◆ GOAL OF THE EXERCISE ◆
Identify the lines containing the word "through". Copy each one.

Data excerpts
[Begin]

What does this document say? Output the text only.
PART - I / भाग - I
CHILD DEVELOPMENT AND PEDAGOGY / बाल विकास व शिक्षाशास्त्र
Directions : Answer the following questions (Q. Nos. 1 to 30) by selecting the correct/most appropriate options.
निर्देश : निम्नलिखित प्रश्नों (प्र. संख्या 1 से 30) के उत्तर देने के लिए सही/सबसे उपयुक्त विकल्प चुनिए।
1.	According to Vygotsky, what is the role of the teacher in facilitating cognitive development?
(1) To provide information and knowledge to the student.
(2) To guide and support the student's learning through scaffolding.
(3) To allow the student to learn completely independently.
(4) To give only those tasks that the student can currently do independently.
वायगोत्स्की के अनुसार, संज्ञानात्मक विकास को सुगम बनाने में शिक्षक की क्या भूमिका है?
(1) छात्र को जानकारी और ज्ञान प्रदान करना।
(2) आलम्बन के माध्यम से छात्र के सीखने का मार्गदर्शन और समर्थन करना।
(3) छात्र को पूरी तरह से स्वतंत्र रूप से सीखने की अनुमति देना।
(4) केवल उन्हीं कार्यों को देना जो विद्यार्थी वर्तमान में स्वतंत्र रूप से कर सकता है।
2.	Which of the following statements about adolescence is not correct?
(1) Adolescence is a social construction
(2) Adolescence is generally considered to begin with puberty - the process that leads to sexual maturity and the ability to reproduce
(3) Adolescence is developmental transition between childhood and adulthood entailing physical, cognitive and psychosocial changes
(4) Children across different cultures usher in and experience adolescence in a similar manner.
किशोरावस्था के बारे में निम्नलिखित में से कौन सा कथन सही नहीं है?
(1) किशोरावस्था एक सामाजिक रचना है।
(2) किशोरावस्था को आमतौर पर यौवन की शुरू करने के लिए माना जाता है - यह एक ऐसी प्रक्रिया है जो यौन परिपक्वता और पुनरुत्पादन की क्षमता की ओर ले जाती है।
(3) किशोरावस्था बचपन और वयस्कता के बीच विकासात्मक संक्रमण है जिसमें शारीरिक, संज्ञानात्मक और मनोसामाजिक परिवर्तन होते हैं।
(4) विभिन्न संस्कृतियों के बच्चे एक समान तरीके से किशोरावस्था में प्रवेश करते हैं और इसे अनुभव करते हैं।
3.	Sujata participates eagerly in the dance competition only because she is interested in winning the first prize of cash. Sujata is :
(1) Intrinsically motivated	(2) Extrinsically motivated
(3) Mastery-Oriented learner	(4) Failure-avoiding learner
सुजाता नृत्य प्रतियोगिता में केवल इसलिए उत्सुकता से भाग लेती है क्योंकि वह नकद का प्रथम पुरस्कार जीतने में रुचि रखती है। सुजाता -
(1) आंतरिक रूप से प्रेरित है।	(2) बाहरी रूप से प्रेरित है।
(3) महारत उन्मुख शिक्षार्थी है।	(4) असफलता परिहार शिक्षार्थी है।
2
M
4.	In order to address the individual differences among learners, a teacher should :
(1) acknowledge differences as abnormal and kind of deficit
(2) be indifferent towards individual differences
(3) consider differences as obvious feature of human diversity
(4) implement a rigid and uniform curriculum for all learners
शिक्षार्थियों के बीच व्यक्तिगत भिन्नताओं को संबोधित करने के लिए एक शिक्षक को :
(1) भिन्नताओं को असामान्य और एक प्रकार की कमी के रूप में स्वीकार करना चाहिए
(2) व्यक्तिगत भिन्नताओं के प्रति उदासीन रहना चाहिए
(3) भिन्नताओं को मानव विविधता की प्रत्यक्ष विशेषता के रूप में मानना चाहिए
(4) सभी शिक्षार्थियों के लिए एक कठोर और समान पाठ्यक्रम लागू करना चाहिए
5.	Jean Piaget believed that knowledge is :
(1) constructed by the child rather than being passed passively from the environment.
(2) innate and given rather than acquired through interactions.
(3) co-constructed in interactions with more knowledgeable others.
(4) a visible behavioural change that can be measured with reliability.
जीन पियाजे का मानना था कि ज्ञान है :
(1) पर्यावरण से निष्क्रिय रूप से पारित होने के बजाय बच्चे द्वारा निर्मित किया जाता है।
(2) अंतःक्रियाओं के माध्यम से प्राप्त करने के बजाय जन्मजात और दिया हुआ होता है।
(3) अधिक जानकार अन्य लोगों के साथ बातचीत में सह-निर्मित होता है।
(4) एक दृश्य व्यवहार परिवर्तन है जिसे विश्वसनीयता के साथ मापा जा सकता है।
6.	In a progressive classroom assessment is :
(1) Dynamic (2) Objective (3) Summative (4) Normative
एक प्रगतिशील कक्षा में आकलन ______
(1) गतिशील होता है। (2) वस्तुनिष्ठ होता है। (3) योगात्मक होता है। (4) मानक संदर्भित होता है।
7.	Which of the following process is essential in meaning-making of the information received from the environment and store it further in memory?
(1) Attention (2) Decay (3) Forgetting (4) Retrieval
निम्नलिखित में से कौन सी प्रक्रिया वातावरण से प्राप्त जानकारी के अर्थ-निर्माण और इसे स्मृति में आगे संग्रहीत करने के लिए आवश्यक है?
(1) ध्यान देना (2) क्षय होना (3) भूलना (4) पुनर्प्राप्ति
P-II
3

[End]

◆ TASK SOLUTION ◆
(2) To guide and support the student's learning through scaffolding.
(2) innate and given rather than acquired through interactions.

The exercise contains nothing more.